## TEXTAUSZUG:
• • •

Beide Formen des Protests machen sich "politics of place" zu Nutze, um durch die Präsenz an
bestimmten Orten im Stadtraum ihre Forderungen symbolisch aufzuladen und neue Visionen und
Alternativen zu kreieren (Leitner et al. 2008). Orte und die Materialität des Raumes haben also eine
spezifische Bedeutung für urbanen Protest, was sich gut an den regelmäßig wiederkehrenden und je
nach Forderungen unterschiedlichen Marschrouten der Donnerstagsdemos in Wien zeigt. In diesem
Sinne stellen Demonstrationen nicht nur durch ihre Forderungen nach Alternativen die dominante
gesellschaftliche Ordnung in Frage, sondern auch die räumliche Ordnung in der Stadt. Dies zeigt sich
durch Debatten in Wien, die sich für das Ausweisen von eigenen "Demo-Zonen" in Randgebieten der
Stadt zeigt, um die innerstädtischen Bereiche frei zu halten von als störend bewerteten
Demonstrationsmärschen und so die dominante räumliche Ordnung zu bewahren. Es findet also bei
Demonstrationen auch ein Kampf um den Stadtraum statt.

• • •

## DATENABSCHNITT:
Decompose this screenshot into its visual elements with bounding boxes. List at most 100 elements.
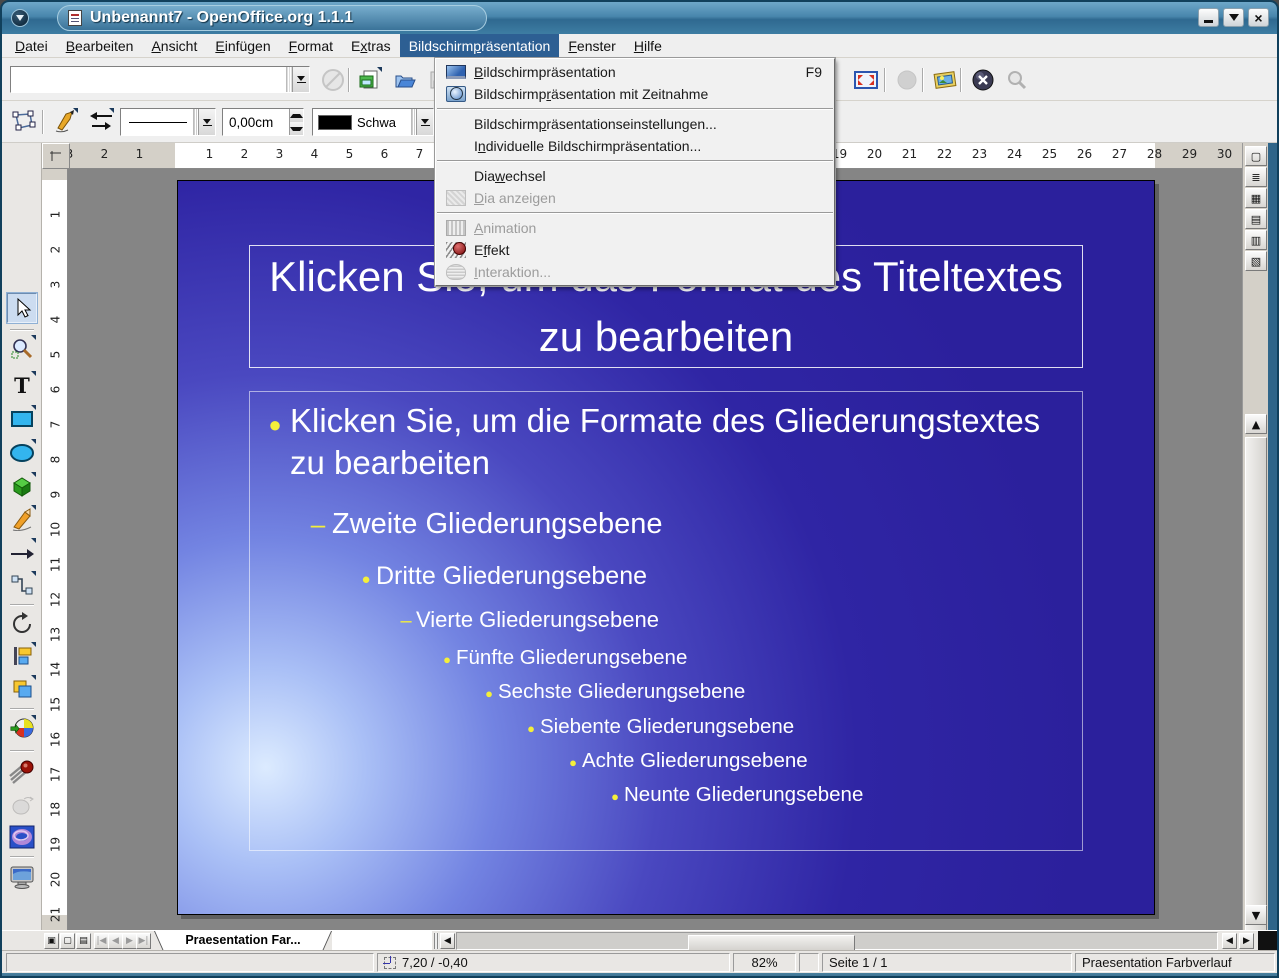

• • •

Beantworte die folgenden Fragen zum Textauszug über urbanen Protest:
(a) Wozu machen sich beide Formen des Protests "politics of place" zu Nutze?
(b) Woran zeigt sich die spezifische Bedeutung von Orten für urbanen Protest?
(c) In welchen Gebieten sollen nach den Debatten in Wien eigene "Demo-Zonen" ausgewiesen werden?

## RICHTIGE ANTWORT:
(a) Um durch die Präsenz an bestimmten Orten im Stadtraum ihre Forderungen symbolisch aufzuladen und neue Visionen und Alternativen zu kreieren.
(b) An den regelmäßig wiederkehrenden und je nach Forderungen unterschiedlichen Marschrouten der Donnerstagsdemos in Wien.
(c) In Randgebieten der Stadt.